Aim - Write out the listing exactly as it is given.

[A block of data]
* Start *

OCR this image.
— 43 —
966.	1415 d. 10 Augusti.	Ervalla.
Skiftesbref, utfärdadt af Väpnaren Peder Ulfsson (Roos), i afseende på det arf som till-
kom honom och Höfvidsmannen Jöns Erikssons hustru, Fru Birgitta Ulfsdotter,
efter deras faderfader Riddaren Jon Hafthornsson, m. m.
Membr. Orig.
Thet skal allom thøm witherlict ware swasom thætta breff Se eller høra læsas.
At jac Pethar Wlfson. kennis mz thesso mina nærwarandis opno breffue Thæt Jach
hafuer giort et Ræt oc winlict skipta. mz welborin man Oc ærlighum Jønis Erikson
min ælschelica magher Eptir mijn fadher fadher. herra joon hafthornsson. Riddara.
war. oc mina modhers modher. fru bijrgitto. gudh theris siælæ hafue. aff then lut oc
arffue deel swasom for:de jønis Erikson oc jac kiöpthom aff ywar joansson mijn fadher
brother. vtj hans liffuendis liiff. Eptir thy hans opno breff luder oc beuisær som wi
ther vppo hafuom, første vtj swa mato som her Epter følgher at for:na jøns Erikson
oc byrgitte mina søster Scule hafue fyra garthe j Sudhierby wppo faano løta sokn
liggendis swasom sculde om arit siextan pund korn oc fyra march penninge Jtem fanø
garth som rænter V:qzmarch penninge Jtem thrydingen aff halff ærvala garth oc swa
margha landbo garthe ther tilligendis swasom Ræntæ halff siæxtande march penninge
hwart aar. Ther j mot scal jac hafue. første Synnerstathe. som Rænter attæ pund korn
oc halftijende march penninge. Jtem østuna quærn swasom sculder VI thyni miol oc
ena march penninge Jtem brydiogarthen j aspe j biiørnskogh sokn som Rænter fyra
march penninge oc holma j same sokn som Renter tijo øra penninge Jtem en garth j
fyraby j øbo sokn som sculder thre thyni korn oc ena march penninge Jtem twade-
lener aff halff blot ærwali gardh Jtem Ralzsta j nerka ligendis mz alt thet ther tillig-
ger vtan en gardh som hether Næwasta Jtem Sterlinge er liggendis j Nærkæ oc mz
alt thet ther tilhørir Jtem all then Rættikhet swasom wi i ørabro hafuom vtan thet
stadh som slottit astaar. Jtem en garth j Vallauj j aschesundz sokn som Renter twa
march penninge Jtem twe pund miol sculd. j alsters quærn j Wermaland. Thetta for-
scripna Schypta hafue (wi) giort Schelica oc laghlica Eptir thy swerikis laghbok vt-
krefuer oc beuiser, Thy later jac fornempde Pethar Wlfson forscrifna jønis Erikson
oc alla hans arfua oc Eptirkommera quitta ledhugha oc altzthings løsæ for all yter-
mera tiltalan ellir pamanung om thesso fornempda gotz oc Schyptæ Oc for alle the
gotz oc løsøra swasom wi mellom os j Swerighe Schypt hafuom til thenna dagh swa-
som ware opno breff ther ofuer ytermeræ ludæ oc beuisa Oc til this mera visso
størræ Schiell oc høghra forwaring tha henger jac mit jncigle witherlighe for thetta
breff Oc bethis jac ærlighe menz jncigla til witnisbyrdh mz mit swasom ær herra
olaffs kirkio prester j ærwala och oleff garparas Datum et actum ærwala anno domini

* End *

Answer to the problem -
OCR this image.
— 43 —
966.	1415 d. 10 Augusti.	Ervalla.
Skiftesbref, utfärdadt af Väpnaren Peder Ulfsson (Roos), i afseende på det arf som till-
kom honom och Höfvidsmannen Jöns Erikssons hustru, Fru Birgitta Ulfsdotter,
efter deras faderfader Riddaren Jon Hafthornsson, m. m.
Membr. Orig.
Thet skal allom thøm witherlict ware swasom thætta breff Se eller høra læsas.
At jac Pethar Wlfson. kennis mz thesso mina nærwarandis opno breffue Thæt Jach
hafuer giort et Ræt oc winlict skipta. mz welborin man Oc ærlighum Jønis Erikson
min ælschelica magher Eptir mijn fadher fadher. herra joon hafthornsson. Riddara.
war. oc mina modhers modher. fru bijrgitto. gudh theris siælæ hafue. aff then lut oc
arffue deel swasom for:de jønis Erikson oc jac kiöpthom aff ywar joansson mijn fadher
brother. vtj hans liffuendis liiff. Eptir thy hans opno breff luder oc beuisær som wi
ther vppo hafuom, første vtj swa mato som her Epter følgher at for:na jøns Erikson
oc byrgitte mina søster Scule hafue fyra garthe j Sudhierby wppo faano løta sokn
liggendis swasom sculde om arit siextan pund korn oc fyra march penninge Jtem fanø
garth som rænter V:qzmarch penninge Jtem thrydingen aff halff ærvala garth oc swa
margha landbo garthe ther tilligendis swasom Ræntæ halff siæxtande march penninge
hwart aar. Ther j mot scal jac hafue. første Synnerstathe. som Rænter attæ pund korn
oc halftijende march penninge. Jtem østuna quærn swasom sculder VI thyni miol oc
ena march penninge Jtem brydiogarthen j aspe j biiørnskogh sokn som Rænter fyra
march penninge oc holma j same sokn som Renter tijo øra penninge Jtem en garth j
fyraby j øbo sokn som sculder thre thyni korn oc ena march penninge Jtem twade-
lener aff halff blot ærwali gardh Jtem Ralzsta j nerka ligendis mz alt thet ther tillig-
ger vtan en gardh som hether Næwasta Jtem Sterlinge er liggendis j Nærkæ oc mz
alt thet ther tilhørir Jtem all then Rættikhet swasom wi i ørabro hafuom vtan thet
stadh som slottit astaar. Jtem en garth j Vallauj j aschesundz sokn som Renter twa
march penninge Jtem twe pund miol sculd. j alsters quærn j Wermaland. Thetta for-
scripna Schypta hafue (wi) giort Schelica oc laghlica Eptir thy swerikis laghbok vt-
krefuer oc beuiser, Thy later jac fornempde Pethar Wlfson forscrifna jønis Erikson
oc alla hans arfua oc Eptirkommera quitta ledhugha oc altzthings løsæ for all yter-
mera tiltalan ellir pamanung om thesso fornempda gotz oc Schyptæ Oc for alle the
gotz oc løsøra swasom wi mellom os j Swerighe Schypt hafuom til thenna dagh swa-
som ware opno breff ther ofuer ytermeræ ludæ oc beuisa Oc til this mera visso
størræ Schiell oc høghra forwaring tha henger jac mit jncigle witherlighe for thetta
breff Oc bethis jac ærlighe menz jncigla til witnisbyrdh mz mit swasom ær herra
olaffs kirkio prester j ærwala och oleff garparas Datum et actum ærwala anno domini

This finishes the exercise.